===== DATA EXCERPTS =====

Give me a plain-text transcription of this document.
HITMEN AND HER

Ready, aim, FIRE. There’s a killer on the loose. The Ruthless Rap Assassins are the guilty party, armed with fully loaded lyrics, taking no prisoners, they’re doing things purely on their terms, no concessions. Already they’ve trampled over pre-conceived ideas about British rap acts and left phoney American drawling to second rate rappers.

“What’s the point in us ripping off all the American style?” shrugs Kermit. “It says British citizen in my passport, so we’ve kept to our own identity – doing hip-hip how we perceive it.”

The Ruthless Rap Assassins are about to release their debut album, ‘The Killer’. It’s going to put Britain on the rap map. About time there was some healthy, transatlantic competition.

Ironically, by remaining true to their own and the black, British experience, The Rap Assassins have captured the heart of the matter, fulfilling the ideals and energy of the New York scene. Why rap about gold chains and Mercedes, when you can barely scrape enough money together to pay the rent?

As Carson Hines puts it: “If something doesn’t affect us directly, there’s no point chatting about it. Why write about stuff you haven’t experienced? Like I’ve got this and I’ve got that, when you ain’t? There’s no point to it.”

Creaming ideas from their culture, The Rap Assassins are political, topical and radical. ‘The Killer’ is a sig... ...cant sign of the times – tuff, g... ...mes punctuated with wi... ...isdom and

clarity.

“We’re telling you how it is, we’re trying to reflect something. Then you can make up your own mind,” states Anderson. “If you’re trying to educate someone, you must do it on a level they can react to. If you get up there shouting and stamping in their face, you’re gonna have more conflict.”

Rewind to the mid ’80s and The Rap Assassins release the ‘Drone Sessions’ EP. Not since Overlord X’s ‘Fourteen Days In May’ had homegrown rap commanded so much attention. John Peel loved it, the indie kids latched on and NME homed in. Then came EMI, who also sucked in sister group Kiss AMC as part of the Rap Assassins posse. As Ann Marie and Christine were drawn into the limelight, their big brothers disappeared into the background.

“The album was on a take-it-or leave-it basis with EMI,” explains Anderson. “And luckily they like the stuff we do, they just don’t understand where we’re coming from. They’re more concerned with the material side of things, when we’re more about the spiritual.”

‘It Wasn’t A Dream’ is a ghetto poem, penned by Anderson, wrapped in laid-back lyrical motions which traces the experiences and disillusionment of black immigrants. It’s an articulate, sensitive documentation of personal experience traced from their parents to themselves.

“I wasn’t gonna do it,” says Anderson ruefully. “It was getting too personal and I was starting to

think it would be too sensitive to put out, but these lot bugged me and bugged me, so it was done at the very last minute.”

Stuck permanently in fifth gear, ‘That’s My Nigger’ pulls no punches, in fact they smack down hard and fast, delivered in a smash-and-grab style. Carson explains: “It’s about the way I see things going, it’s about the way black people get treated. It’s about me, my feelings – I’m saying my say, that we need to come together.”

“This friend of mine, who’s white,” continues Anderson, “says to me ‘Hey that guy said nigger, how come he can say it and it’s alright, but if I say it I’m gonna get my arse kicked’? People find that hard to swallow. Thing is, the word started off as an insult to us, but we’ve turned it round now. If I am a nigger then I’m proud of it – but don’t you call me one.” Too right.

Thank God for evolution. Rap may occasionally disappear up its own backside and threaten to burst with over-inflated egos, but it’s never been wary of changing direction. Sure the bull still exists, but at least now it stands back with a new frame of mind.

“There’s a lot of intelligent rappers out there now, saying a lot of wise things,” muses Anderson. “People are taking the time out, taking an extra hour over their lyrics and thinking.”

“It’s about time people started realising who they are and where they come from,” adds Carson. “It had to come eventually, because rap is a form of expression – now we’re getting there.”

=====

STATED PROBLEM:
Reproduce the data in its entirety, matching each character.

SOLUTION BELOW:
Give me a plain-text transcription of this document.
HITMEN AND HER

Ready, aim, FIRE. There’s a killer on the loose. The Ruthless Rap Assassins are the guilty party, armed with fully loaded lyrics, taking no prisoners, they’re doing things purely on their terms, no concessions. Already they’ve trampled over pre-conceived ideas about British rap acts and left phoney American drawling to second rate rappers.

“What’s the point in us ripping off all the American style?” shrugs Kermit. “It says British citizen in my passport, so we’ve kept to our own identity – doing hip-hip how we perceive it.”

The Ruthless Rap Assassins are about to release their debut album, ‘The Killer’. It’s going to put Britain on the rap map. About time there was some healthy, transatlantic competition.

Ironically, by remaining true to their own and the black, British experience, The Rap Assassins have captured the heart of the matter, fulfilling the ideals and energy of the New York scene. Why rap about gold chains and Mercedes, when you can barely scrape enough money together to pay the rent?

As Carson Hines puts it: “If something doesn’t affect us directly, there’s no point chatting about it. Why write about stuff you haven’t experienced? Like I’ve got this and I’ve got that, when you ain’t? There’s no point to it.”

Creaming ideas from their culture, The Rap Assassins are political, topical and radical. ‘The Killer’ is a sig... ...cant sign of the times – tuff, g... ...mes punctuated with wi... ...isdom and

clarity.

“We’re telling you how it is, we’re trying to reflect something. Then you can make up your own mind,” states Anderson. “If you’re trying to educate someone, you must do it on a level they can react to. If you get up there shouting and stamping in their face, you’re gonna have more conflict.”

Rewind to the mid ’80s and The Rap Assassins release the ‘Drone Sessions’ EP. Not since Overlord X’s ‘Fourteen Days In May’ had homegrown rap commanded so much attention. John Peel loved it, the indie kids latched on and NME homed in. Then came EMI, who also sucked in sister group Kiss AMC as part of the Rap Assassins posse. As Ann Marie and Christine were drawn into the limelight, their big brothers disappeared into the background.

“The album was on a take-it-or leave-it basis with EMI,” explains Anderson. “And luckily they like the stuff we do, they just don’t understand where we’re coming from. They’re more concerned with the material side of things, when we’re more about the spiritual.”

‘It Wasn’t A Dream’ is a ghetto poem, penned by Anderson, wrapped in laid-back lyrical motions which traces the experiences and disillusionment of black immigrants. It’s an articulate, sensitive documentation of personal experience traced from their parents to themselves.

“I wasn’t gonna do it,” says Anderson ruefully. “It was getting too personal and I was starting to

think it would be too sensitive to put out, but these lot bugged me and bugged me, so it was done at the very last minute.”

Stuck permanently in fifth gear, ‘That’s My Nigger’ pulls no punches, in fact they smack down hard and fast, delivered in a smash-and-grab style. Carson explains: “It’s about the way I see things going, it’s about the way black people get treated. It’s about me, my feelings – I’m saying my say, that we need to come together.”

“This friend of mine, who’s white,” continues Anderson, “says to me ‘Hey that guy said nigger, how come he can say it and it’s alright, but if I say it I’m gonna get my arse kicked’? People find that hard to swallow. Thing is, the word started off as an insult to us, but we’ve turned it round now. If I am a nigger then I’m proud of it – but don’t you call me one.” Too right.

Thank God for evolution. Rap may occasionally disappear up its own backside and threaten to burst with over-inflated egos, but it’s never been wary of changing direction. Sure the bull still exists, but at least now it stands back with a new frame of mind.

“There’s a lot of intelligent rappers out there now, saying a lot of wise things,” muses Anderson. “People are taking the time out, taking an extra hour over their lyrics and thinking.”

“It’s about time people started realising who they are and where they come from,” adds Carson. “It had to come eventually, because rap is a form of expression – now we’re getting there.”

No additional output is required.